** Begin **

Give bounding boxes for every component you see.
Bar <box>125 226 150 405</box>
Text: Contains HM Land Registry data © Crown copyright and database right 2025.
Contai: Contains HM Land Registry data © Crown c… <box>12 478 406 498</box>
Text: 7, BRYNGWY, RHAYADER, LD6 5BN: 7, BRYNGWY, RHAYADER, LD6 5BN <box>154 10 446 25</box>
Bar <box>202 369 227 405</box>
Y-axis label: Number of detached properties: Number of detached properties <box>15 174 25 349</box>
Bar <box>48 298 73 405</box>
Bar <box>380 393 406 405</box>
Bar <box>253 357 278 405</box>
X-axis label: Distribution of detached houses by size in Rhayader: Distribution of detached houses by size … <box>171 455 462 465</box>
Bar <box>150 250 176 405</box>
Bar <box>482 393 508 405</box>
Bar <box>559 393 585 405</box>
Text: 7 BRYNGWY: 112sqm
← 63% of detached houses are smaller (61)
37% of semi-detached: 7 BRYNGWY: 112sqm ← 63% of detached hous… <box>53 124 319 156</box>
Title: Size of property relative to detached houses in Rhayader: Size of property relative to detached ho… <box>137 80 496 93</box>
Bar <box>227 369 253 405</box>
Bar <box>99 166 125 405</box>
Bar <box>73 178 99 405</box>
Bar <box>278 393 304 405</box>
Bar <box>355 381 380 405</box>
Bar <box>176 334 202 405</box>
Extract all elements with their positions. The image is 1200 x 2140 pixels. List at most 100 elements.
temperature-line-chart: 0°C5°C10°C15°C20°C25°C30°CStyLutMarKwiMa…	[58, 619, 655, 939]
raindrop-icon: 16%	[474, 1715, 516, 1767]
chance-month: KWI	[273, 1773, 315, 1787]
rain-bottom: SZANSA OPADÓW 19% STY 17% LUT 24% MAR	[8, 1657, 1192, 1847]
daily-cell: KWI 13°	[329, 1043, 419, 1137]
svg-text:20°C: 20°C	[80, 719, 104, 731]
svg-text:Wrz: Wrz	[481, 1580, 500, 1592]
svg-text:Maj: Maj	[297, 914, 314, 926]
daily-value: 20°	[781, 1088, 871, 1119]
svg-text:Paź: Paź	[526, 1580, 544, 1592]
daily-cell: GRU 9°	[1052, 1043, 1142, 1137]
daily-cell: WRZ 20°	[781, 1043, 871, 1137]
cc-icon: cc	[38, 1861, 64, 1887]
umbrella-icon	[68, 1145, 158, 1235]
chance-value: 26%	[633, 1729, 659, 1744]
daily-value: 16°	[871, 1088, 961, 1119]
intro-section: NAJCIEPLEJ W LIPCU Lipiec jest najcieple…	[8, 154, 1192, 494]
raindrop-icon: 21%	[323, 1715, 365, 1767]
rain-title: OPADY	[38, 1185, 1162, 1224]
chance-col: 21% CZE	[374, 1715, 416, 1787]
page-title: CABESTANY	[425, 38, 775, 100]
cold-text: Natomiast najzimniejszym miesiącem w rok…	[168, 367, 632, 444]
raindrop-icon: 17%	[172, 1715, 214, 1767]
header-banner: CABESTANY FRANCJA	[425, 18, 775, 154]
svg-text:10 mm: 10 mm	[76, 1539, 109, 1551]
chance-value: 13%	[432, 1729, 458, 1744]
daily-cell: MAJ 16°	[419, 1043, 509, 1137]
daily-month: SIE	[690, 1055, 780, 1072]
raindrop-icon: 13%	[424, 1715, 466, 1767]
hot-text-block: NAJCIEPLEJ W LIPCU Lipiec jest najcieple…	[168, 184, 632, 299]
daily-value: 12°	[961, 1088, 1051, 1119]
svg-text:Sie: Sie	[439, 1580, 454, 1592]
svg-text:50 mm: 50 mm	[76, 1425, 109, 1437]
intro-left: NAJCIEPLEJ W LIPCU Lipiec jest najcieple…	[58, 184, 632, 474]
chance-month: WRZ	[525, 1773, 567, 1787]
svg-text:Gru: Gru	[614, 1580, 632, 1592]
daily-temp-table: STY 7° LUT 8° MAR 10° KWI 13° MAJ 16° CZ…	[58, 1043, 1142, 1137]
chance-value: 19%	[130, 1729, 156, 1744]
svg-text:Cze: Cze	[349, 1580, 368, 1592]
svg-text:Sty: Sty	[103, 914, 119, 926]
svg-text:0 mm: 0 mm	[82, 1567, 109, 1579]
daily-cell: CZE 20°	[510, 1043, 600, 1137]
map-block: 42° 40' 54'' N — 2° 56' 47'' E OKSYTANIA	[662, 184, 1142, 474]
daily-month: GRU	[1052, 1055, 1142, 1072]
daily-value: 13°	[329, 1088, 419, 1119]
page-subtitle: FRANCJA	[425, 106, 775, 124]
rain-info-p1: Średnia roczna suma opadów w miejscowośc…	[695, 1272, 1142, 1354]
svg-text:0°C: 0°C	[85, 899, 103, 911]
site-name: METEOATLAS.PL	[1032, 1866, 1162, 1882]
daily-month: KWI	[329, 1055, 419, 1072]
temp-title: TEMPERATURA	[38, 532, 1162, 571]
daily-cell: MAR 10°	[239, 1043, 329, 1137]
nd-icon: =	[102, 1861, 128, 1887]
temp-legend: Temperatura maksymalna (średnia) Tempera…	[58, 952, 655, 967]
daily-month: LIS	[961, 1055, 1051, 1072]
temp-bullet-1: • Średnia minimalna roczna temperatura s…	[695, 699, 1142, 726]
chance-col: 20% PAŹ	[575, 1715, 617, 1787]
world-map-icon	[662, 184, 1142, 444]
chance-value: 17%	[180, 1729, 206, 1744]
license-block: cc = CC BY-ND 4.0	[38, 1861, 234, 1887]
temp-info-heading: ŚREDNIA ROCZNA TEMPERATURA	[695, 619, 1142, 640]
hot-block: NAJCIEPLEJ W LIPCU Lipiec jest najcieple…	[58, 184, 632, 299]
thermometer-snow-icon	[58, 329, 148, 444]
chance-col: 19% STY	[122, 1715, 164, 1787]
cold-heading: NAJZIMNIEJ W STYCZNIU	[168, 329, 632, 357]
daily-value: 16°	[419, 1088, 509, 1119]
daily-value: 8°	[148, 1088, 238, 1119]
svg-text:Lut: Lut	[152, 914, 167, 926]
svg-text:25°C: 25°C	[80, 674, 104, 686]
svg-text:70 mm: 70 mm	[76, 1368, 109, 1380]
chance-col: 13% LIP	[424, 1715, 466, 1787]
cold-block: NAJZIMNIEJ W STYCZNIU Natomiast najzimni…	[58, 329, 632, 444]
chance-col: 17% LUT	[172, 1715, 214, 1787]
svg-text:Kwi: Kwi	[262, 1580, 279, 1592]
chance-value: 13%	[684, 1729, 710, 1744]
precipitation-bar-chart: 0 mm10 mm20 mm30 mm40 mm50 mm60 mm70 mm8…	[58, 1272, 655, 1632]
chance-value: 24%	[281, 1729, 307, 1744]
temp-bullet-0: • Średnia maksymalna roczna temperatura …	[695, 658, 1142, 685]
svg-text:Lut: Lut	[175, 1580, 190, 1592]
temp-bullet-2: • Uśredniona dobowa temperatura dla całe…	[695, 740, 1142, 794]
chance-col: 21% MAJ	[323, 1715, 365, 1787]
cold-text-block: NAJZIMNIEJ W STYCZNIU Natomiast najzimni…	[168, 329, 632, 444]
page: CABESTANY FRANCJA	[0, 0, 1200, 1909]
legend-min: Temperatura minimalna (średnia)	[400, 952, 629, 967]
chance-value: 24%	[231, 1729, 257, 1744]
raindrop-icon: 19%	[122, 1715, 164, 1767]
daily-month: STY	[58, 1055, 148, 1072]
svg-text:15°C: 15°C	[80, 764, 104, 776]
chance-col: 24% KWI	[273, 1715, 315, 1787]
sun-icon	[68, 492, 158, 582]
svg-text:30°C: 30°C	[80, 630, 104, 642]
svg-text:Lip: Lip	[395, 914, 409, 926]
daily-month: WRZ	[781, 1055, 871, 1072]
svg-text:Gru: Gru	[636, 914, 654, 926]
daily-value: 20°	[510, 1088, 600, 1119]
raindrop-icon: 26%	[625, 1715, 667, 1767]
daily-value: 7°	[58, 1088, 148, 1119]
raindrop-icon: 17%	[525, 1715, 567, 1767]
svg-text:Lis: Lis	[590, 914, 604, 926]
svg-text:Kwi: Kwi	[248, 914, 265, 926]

** End **

* PROBLEM TO WORK ON:
Copy the listing above word for word, from its first line through the line containing "Bar <box>559 393 585 405</box>", including that line.

* TASK OUTPUT:
Give bounding boxes for every component you see.
Bar <box>125 226 150 405</box>
Text: Contains HM Land Registry data © Crown copyright and database right 2025.
Contai: Contains HM Land Registry data © Crown c… <box>12 478 406 498</box>
Text: 7, BRYNGWY, RHAYADER, LD6 5BN: 7, BRYNGWY, RHAYADER, LD6 5BN <box>154 10 446 25</box>
Bar <box>202 369 227 405</box>
Y-axis label: Number of detached properties: Number of detached properties <box>15 174 25 349</box>
Bar <box>48 298 73 405</box>
Bar <box>380 393 406 405</box>
Bar <box>253 357 278 405</box>
X-axis label: Distribution of detached houses by size in Rhayader: Distribution of detached houses by size … <box>171 455 462 465</box>
Bar <box>150 250 176 405</box>
Bar <box>482 393 508 405</box>
Bar <box>559 393 585 405</box>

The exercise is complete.